Extracted data entries
--------------------------------------------------
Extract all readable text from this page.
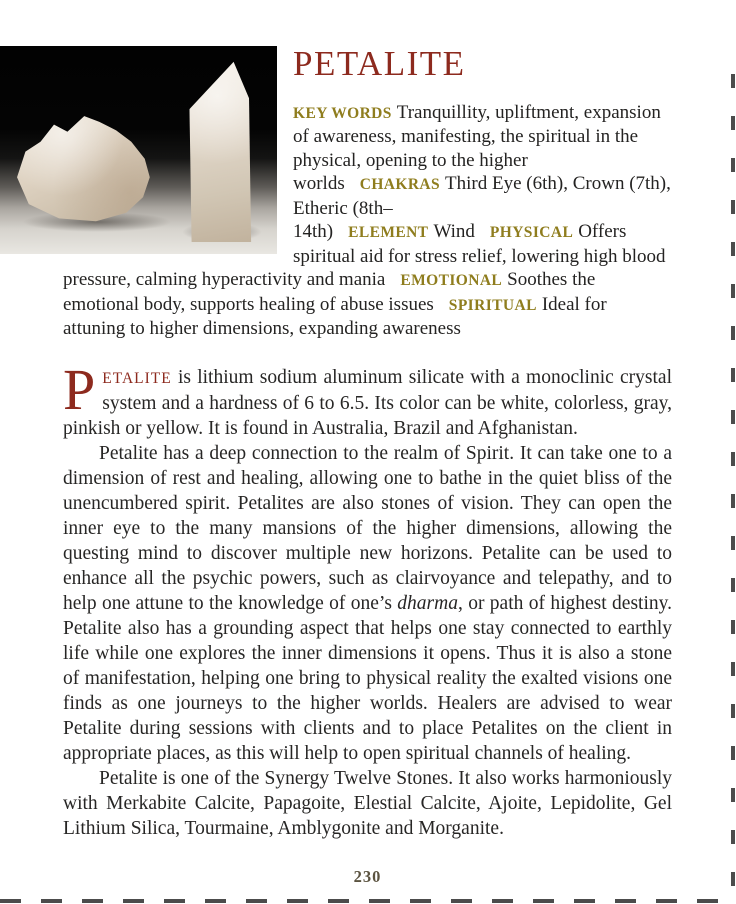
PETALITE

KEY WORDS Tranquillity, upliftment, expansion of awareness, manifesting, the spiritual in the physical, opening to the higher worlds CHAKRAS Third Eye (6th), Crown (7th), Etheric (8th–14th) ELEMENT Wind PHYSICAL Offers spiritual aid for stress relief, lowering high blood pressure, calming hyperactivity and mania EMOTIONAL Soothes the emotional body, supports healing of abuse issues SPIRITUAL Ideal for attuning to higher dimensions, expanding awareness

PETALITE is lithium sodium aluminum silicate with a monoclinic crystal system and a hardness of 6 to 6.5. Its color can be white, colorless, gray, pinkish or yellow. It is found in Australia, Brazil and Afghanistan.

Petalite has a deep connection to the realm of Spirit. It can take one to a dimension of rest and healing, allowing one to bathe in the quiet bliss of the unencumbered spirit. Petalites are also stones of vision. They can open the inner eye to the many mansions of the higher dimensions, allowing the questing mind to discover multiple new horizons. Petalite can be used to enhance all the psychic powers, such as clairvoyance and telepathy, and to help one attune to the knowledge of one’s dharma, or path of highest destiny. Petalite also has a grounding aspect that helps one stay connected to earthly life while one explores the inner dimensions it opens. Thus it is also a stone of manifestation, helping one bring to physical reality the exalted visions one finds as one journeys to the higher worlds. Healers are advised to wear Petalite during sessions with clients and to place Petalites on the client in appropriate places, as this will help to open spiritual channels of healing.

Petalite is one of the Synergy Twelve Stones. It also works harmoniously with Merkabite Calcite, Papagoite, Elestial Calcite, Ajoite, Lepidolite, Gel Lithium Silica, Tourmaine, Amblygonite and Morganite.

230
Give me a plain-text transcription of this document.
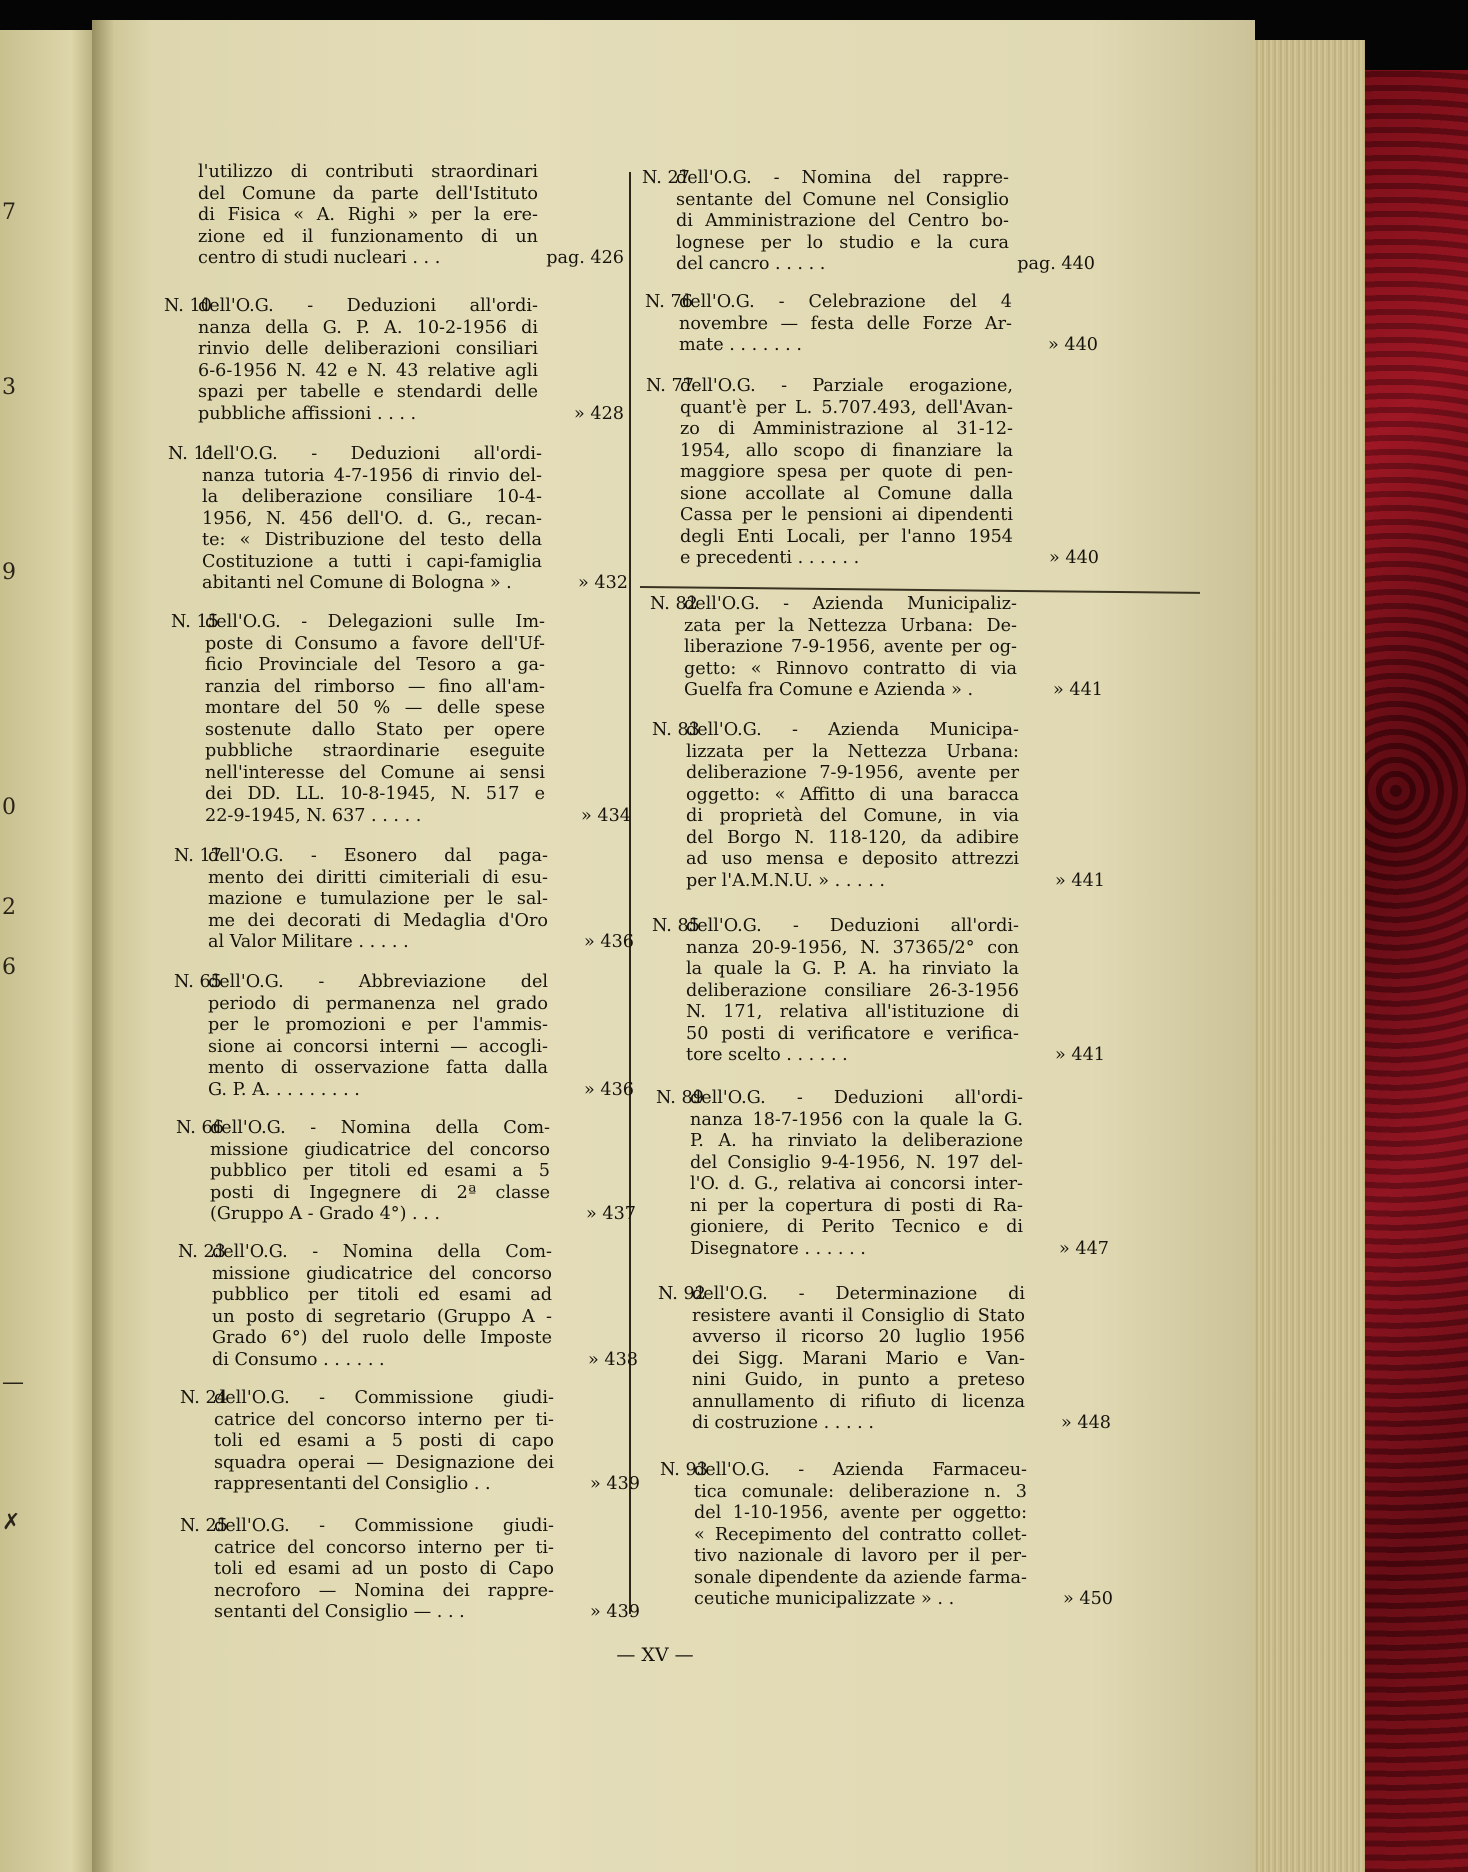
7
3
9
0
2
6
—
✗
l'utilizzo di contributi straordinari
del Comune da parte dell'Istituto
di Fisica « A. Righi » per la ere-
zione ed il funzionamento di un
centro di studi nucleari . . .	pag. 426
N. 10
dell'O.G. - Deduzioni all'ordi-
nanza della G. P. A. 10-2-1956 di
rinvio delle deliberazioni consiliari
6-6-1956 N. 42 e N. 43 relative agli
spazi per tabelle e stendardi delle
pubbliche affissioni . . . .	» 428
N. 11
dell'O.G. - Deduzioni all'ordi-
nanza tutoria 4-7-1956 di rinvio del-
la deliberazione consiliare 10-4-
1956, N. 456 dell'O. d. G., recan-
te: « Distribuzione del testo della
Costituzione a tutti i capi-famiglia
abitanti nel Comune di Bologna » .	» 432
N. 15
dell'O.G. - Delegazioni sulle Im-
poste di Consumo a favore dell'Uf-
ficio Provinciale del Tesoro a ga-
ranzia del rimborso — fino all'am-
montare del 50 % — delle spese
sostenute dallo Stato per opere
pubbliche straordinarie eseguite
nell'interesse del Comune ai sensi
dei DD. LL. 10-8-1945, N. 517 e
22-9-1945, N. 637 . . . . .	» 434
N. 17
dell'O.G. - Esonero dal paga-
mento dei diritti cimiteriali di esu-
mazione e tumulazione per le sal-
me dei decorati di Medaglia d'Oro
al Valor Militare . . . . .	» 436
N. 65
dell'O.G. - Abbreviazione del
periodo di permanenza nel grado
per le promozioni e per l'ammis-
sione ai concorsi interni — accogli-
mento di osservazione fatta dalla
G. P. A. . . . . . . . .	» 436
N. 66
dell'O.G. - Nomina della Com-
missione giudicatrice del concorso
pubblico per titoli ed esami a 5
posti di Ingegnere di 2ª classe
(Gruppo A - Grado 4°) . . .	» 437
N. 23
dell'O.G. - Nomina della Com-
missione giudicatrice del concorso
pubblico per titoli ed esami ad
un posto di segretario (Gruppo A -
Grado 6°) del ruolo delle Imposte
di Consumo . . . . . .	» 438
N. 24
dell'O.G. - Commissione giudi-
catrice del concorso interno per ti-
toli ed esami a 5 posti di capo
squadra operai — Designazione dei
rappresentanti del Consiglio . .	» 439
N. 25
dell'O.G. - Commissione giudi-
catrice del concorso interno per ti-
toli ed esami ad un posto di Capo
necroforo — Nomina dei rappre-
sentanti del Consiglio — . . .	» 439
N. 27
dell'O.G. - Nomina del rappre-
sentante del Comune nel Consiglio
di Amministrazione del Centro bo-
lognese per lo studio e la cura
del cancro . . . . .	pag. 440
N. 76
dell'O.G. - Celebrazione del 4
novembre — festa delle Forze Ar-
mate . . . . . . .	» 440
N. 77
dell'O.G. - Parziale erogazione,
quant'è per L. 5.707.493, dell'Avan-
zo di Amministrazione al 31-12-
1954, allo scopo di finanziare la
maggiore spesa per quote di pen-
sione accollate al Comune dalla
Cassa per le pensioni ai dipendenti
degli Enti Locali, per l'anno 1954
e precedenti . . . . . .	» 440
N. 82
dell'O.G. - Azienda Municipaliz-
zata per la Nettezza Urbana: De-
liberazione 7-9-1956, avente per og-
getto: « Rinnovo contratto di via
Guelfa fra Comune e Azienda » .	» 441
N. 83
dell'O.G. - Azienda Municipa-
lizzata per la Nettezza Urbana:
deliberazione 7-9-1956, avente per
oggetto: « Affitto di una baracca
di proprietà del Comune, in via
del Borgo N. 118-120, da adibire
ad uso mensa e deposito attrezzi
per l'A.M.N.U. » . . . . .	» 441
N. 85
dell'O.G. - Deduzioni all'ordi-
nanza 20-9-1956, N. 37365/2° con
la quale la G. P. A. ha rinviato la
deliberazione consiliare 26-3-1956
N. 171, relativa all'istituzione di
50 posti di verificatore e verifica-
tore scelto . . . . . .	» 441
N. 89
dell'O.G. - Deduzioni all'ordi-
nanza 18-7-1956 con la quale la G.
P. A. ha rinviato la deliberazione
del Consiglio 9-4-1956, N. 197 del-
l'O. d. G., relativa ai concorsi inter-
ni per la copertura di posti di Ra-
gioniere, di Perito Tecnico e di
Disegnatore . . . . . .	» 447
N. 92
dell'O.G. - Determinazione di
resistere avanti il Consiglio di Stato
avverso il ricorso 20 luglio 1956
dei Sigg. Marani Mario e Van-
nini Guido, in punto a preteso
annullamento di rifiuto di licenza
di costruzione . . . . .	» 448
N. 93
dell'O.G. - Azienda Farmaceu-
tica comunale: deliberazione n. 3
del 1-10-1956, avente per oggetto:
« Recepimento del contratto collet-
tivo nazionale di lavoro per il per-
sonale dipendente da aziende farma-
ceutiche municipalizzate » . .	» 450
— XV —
--------------------------------------------------
▶ **Short exercise**
Which lines include the word "dalla"? List them all.

▶ **Solution to the problem**
mento di osservazione fatta dalla
sione accollate al Comune dalla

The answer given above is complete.